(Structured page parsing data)
******

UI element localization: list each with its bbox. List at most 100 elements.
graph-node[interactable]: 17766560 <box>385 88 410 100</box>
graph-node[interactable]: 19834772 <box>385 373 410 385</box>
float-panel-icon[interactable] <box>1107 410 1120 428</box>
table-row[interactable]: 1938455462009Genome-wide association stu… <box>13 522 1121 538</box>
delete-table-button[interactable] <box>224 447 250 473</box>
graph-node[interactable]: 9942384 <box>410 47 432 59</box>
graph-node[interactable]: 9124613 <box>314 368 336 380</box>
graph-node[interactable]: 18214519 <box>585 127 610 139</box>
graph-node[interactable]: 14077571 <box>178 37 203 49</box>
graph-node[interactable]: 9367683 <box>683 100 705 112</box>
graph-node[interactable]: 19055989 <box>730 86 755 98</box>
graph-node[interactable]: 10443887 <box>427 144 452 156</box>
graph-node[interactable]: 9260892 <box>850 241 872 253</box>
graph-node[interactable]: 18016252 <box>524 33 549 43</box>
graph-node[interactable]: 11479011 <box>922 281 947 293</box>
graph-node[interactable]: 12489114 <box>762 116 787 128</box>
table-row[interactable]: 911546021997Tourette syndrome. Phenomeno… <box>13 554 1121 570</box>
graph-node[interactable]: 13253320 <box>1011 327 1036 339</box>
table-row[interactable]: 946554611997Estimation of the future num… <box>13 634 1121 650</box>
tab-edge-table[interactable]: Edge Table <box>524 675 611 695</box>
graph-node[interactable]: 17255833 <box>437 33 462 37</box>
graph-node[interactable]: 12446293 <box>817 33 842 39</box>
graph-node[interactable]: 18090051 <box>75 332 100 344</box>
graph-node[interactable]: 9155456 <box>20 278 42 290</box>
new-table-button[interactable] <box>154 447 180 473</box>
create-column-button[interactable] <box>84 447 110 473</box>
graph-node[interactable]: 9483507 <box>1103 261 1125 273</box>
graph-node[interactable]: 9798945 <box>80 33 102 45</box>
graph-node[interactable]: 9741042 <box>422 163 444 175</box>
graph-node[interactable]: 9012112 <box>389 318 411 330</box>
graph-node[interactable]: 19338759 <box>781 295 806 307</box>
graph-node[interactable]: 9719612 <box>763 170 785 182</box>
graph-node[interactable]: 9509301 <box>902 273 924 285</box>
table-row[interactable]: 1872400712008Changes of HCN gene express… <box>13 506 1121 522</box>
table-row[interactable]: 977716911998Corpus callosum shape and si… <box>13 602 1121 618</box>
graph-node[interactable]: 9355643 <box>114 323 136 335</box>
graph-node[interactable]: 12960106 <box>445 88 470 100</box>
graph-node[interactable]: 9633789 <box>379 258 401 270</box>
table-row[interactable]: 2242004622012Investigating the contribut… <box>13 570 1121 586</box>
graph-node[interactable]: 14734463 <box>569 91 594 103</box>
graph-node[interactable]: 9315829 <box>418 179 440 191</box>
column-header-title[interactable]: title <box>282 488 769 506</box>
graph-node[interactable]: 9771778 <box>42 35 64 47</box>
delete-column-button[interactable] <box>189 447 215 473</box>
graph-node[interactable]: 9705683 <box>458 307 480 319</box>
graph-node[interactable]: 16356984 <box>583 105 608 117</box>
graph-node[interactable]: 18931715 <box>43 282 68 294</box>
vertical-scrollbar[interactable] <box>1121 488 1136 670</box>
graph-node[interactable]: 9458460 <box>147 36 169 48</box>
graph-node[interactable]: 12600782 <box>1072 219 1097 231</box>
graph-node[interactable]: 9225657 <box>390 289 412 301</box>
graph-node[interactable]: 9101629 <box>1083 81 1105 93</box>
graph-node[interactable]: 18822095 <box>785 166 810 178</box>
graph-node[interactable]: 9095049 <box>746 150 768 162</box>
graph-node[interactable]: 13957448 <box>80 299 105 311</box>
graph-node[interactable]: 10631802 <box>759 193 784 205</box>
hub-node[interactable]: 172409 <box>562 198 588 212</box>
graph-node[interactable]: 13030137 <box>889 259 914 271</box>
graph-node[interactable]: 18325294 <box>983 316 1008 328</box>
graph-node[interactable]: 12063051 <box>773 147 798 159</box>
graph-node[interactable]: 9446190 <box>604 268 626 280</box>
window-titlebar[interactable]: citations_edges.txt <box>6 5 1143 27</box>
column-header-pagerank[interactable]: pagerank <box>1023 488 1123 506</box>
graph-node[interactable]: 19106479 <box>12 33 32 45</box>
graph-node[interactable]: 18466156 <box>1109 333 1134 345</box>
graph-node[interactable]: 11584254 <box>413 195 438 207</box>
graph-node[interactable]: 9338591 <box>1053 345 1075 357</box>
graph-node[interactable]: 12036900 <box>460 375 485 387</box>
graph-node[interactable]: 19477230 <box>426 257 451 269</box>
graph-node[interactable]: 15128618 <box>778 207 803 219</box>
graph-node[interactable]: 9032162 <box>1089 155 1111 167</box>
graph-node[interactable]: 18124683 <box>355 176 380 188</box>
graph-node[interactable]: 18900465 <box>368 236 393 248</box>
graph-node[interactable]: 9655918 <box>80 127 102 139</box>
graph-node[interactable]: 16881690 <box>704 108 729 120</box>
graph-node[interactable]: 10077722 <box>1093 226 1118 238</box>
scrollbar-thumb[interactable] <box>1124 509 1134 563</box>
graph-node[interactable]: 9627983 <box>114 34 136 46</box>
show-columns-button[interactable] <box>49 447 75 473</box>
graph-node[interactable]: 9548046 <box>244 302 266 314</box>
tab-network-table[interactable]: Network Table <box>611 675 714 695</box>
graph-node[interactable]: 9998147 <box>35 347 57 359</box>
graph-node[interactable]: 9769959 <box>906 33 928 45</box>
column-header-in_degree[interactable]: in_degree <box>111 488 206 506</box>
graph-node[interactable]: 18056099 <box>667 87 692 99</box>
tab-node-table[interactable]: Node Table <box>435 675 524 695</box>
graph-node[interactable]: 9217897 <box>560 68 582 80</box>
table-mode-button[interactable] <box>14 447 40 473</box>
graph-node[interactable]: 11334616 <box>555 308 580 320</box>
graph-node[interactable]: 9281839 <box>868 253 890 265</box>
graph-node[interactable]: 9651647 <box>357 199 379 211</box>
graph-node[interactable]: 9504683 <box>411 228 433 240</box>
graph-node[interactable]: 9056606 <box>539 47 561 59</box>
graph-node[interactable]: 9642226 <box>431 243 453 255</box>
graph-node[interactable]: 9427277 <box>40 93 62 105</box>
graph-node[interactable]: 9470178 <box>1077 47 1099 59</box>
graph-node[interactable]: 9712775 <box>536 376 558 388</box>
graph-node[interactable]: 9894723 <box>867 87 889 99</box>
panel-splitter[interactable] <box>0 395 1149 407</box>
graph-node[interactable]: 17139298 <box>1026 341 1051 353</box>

******

> Required action:
The answer must be every line from the entries above that holds the string "header".

> Exercise output:
column-header-title[interactable]: title <box>282 488 769 506</box>
column-header-pagerank[interactable]: pagerank <box>1023 488 1123 506</box>
column-header-in_degree[interactable]: in_degree <box>111 488 206 506</box>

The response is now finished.